Your instructions: Return all of the data below, line for line and without any changes, but leave out the pictures.

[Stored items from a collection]
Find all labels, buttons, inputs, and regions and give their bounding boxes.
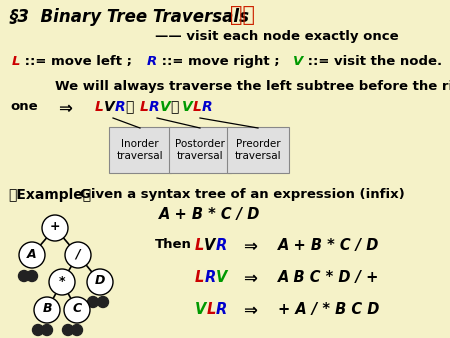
Text: A: A: [27, 247, 37, 261]
Text: Preorder
traversal: Preorder traversal: [235, 139, 281, 161]
Text: R: R: [149, 100, 159, 114]
Text: R: R: [146, 55, 157, 68]
Circle shape: [42, 215, 68, 241]
Text: 《Example》: 《Example》: [8, 188, 91, 202]
Circle shape: [49, 269, 75, 295]
Text: R: R: [204, 270, 216, 285]
Circle shape: [41, 324, 53, 336]
Text: R: R: [216, 238, 227, 253]
Circle shape: [65, 242, 91, 268]
Text: ⇒: ⇒: [58, 100, 72, 118]
Text: ::= visit the node.: ::= visit the node.: [303, 55, 442, 68]
FancyBboxPatch shape: [109, 127, 171, 173]
Circle shape: [87, 296, 99, 308]
Text: V: V: [195, 302, 207, 317]
Text: V: V: [182, 100, 193, 114]
Circle shape: [27, 270, 37, 282]
Circle shape: [64, 297, 90, 323]
Text: V: V: [216, 270, 227, 285]
Text: ⇒: ⇒: [243, 270, 257, 288]
Text: 遍历: 遍历: [230, 5, 255, 25]
Text: ⇒: ⇒: [243, 238, 257, 256]
FancyBboxPatch shape: [227, 127, 289, 173]
Text: +: +: [50, 220, 60, 234]
FancyBboxPatch shape: [169, 127, 231, 173]
Text: L: L: [95, 100, 104, 114]
Circle shape: [19, 242, 45, 268]
Text: *: *: [59, 274, 65, 288]
Text: L: L: [195, 238, 204, 253]
Text: L: L: [195, 270, 204, 285]
Text: D: D: [95, 274, 105, 288]
Circle shape: [87, 269, 113, 295]
Text: R: R: [216, 302, 227, 317]
Text: 、: 、: [170, 100, 179, 114]
Text: —— visit each node exactly once: —— visit each node exactly once: [155, 30, 399, 43]
Text: /: /: [76, 247, 80, 261]
Text: V: V: [293, 55, 303, 68]
Circle shape: [18, 270, 30, 282]
Text: R: R: [115, 100, 125, 114]
Text: Then: Then: [155, 238, 192, 251]
Text: V: V: [104, 100, 115, 114]
Text: ⇒: ⇒: [243, 302, 257, 320]
Text: L: L: [193, 100, 202, 114]
Circle shape: [98, 296, 108, 308]
Text: one: one: [10, 100, 38, 113]
Text: A + B * C / D: A + B * C / D: [278, 238, 379, 253]
Text: ::= move right ;: ::= move right ;: [157, 55, 293, 68]
Text: Given a syntax tree of an expression (infix): Given a syntax tree of an expression (in…: [80, 188, 405, 201]
Text: C: C: [72, 303, 81, 315]
Text: We will always traverse the left subtree before the right: We will always traverse the left subtree…: [55, 80, 450, 93]
Text: R: R: [202, 100, 212, 114]
Text: V: V: [204, 238, 216, 253]
Text: 、: 、: [125, 100, 134, 114]
Text: Postorder
traversal: Postorder traversal: [175, 139, 225, 161]
Circle shape: [63, 324, 73, 336]
Text: B: B: [42, 303, 52, 315]
Text: + A / * B C D: + A / * B C D: [278, 302, 379, 317]
Text: §3  Binary Tree Traversals: §3 Binary Tree Traversals: [10, 8, 250, 26]
Circle shape: [32, 324, 44, 336]
Text: L: L: [12, 55, 21, 68]
Text: V: V: [159, 100, 170, 114]
Text: A + B * C / D: A + B * C / D: [159, 207, 261, 222]
Text: A B C * D / +: A B C * D / +: [278, 270, 379, 285]
Text: Inorder
traversal: Inorder traversal: [117, 139, 163, 161]
Text: ::= move left ;: ::= move left ;: [21, 55, 146, 68]
Circle shape: [34, 297, 60, 323]
Text: L: L: [207, 302, 216, 317]
Circle shape: [72, 324, 82, 336]
Text: L: L: [140, 100, 149, 114]
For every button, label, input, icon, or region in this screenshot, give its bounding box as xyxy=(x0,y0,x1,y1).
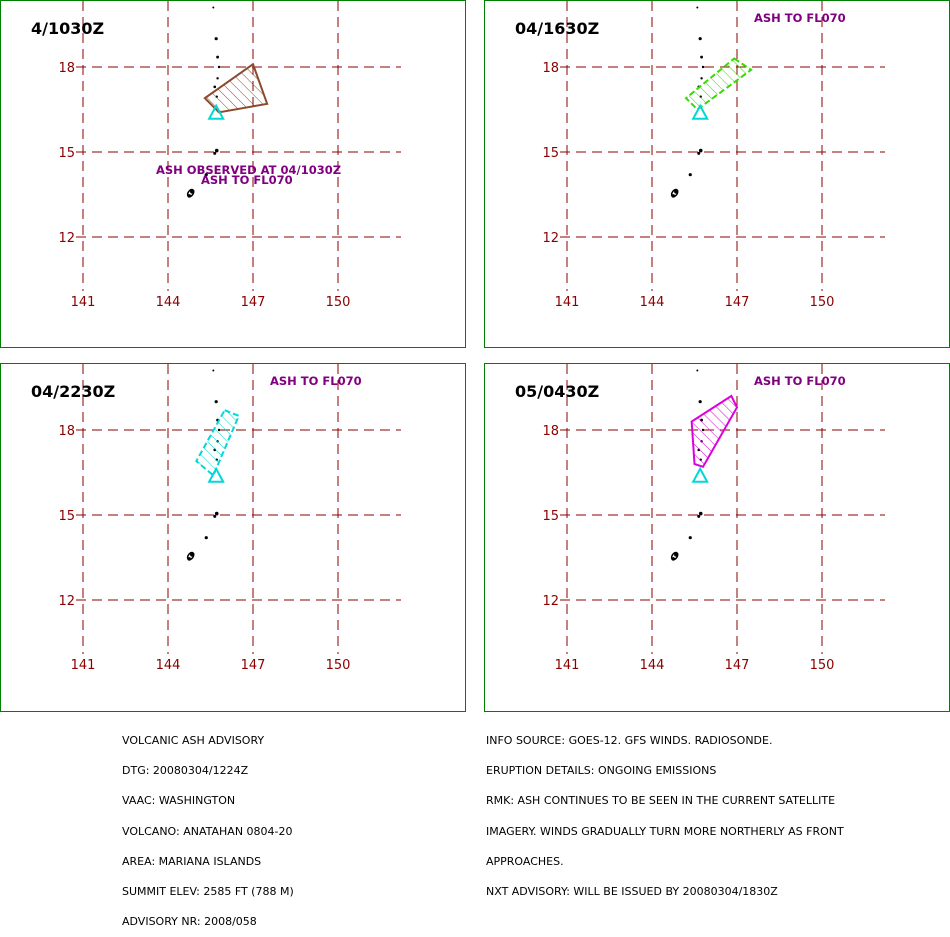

The solution:
Find all labels, buttons, inputs, and regions and give their bounding boxes.
Text: A: A: [27, 247, 37, 261]
Text: Preorder
traversal: Preorder traversal: [235, 139, 281, 161]
Text: R: R: [149, 100, 159, 114]
Text: R: R: [146, 55, 157, 68]
Circle shape: [42, 215, 68, 241]
Text: 《Example》: 《Example》: [8, 188, 91, 202]
Circle shape: [49, 269, 75, 295]
Text: R: R: [204, 270, 216, 285]
Circle shape: [41, 324, 53, 336]
Text: R: R: [216, 238, 227, 253]
Circle shape: [65, 242, 91, 268]
Text: ⇒: ⇒: [58, 100, 72, 118]
Text: ::= visit the node.: ::= visit the node.: [303, 55, 442, 68]
FancyBboxPatch shape: [109, 127, 171, 173]
Circle shape: [87, 296, 99, 308]
Text: V: V: [195, 302, 207, 317]
Text: V: V: [182, 100, 193, 114]
Circle shape: [27, 270, 37, 282]
Circle shape: [64, 297, 90, 323]
Text: V: V: [216, 270, 227, 285]
Text: ⇒: ⇒: [243, 270, 257, 288]
Text: 遍历: 遍历: [230, 5, 255, 25]
Text: ⇒: ⇒: [243, 238, 257, 256]
FancyBboxPatch shape: [227, 127, 289, 173]
Text: +: +: [50, 220, 60, 234]
FancyBboxPatch shape: [169, 127, 231, 173]
Text: L: L: [95, 100, 104, 114]
Circle shape: [19, 242, 45, 268]
Text: *: *: [59, 274, 65, 288]
Text: L: L: [195, 238, 204, 253]
Text: L: L: [195, 270, 204, 285]
Text: D: D: [95, 274, 105, 288]
Circle shape: [87, 269, 113, 295]
Text: R: R: [216, 302, 227, 317]
Text: 、: 、: [170, 100, 179, 114]
Text: —— visit each node exactly once: —— visit each node exactly once: [155, 30, 399, 43]
Text: /: /: [76, 247, 80, 261]
Text: V: V: [293, 55, 303, 68]
Circle shape: [18, 270, 30, 282]
Text: R: R: [115, 100, 125, 114]
Text: Then: Then: [155, 238, 192, 251]
Text: V: V: [104, 100, 115, 114]
Text: ⇒: ⇒: [243, 302, 257, 320]
Text: L: L: [193, 100, 202, 114]
Circle shape: [98, 296, 108, 308]
Text: one: one: [10, 100, 38, 113]
Text: A + B * C / D: A + B * C / D: [278, 238, 379, 253]
Text: ::= move right ;: ::= move right ;: [157, 55, 293, 68]
Text: Given a syntax tree of an expression (infix): Given a syntax tree of an expression (in…: [80, 188, 405, 201]
Text: C: C: [72, 303, 81, 315]
Text: We will always traverse the left subtree before the right: We will always traverse the left subtree…: [55, 80, 450, 93]
Text: R: R: [202, 100, 212, 114]
Text: V: V: [204, 238, 216, 253]
Text: 、: 、: [125, 100, 134, 114]
Text: Postorder
traversal: Postorder traversal: [175, 139, 225, 161]
Circle shape: [63, 324, 73, 336]
Text: B: B: [42, 303, 52, 315]
Text: + A / * B C D: + A / * B C D: [278, 302, 379, 317]
Text: §3  Binary Tree Traversals: §3 Binary Tree Traversals: [10, 8, 250, 26]
Circle shape: [32, 324, 44, 336]
Text: L: L: [12, 55, 21, 68]
Text: V: V: [159, 100, 170, 114]
Text: A + B * C / D: A + B * C / D: [159, 207, 261, 222]
Text: A B C * D / +: A B C * D / +: [278, 270, 379, 285]
Text: Inorder
traversal: Inorder traversal: [117, 139, 163, 161]
Text: ::= move left ;: ::= move left ;: [21, 55, 146, 68]
Circle shape: [34, 297, 60, 323]
Text: L: L: [207, 302, 216, 317]
Circle shape: [72, 324, 82, 336]
Text: L: L: [140, 100, 149, 114]
For every button, label, input, icon, or region in this screenshot, give its bounding box as xyxy=(x0,y0,x1,y1).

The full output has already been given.